Take each line that has the word "minutes" and return it.
····················
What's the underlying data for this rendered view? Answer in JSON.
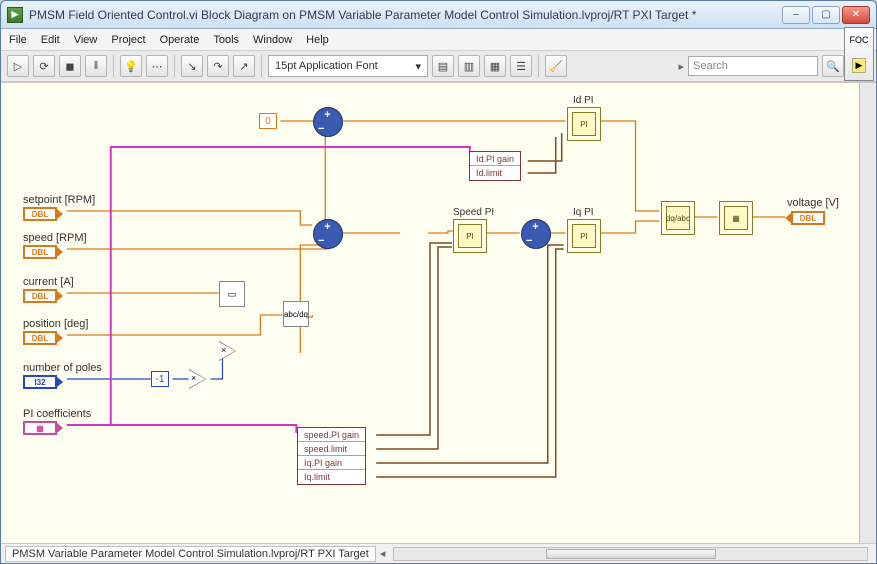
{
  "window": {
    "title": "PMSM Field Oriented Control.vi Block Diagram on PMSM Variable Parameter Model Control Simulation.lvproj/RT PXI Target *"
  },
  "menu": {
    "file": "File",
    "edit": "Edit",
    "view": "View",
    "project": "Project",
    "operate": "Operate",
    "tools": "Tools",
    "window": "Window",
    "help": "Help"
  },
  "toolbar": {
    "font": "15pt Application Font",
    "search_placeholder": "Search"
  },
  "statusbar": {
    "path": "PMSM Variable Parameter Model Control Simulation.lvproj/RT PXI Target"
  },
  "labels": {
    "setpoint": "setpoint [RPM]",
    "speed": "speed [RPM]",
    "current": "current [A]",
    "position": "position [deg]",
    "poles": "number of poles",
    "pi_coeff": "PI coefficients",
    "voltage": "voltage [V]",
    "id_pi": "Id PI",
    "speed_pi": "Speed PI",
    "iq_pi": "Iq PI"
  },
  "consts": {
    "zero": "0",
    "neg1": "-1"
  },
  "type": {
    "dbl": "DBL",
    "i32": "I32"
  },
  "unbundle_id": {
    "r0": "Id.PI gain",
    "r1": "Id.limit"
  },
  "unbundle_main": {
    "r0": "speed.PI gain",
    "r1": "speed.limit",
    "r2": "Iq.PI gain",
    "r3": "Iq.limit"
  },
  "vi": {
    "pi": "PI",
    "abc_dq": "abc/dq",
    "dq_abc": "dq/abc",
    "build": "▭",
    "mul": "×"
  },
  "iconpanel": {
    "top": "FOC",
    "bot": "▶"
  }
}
····················
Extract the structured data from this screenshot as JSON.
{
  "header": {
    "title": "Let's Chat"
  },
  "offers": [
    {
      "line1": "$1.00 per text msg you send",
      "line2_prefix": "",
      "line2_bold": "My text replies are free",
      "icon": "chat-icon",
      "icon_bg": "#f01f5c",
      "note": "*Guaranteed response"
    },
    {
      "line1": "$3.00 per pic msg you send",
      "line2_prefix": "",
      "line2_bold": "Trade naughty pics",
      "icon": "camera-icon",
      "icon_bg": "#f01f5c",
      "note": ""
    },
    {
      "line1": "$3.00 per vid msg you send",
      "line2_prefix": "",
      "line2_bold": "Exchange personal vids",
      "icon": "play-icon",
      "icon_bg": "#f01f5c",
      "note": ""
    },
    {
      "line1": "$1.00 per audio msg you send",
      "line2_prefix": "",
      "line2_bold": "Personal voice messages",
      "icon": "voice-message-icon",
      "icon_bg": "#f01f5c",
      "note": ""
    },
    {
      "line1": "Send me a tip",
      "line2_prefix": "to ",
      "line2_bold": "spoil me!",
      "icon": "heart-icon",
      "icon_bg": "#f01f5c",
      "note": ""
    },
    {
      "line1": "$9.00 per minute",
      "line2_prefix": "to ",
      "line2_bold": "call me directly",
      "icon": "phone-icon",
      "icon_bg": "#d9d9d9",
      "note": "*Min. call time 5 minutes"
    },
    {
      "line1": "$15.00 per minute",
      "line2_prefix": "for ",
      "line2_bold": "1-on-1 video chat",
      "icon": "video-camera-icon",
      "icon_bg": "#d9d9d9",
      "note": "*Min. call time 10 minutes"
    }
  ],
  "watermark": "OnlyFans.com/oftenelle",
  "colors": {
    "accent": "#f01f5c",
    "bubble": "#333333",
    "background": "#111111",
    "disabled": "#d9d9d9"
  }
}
····················
## Solution below:
      "note": "*Min. call time 5 minutes"
      "note": "*Min. call time 10 minutes"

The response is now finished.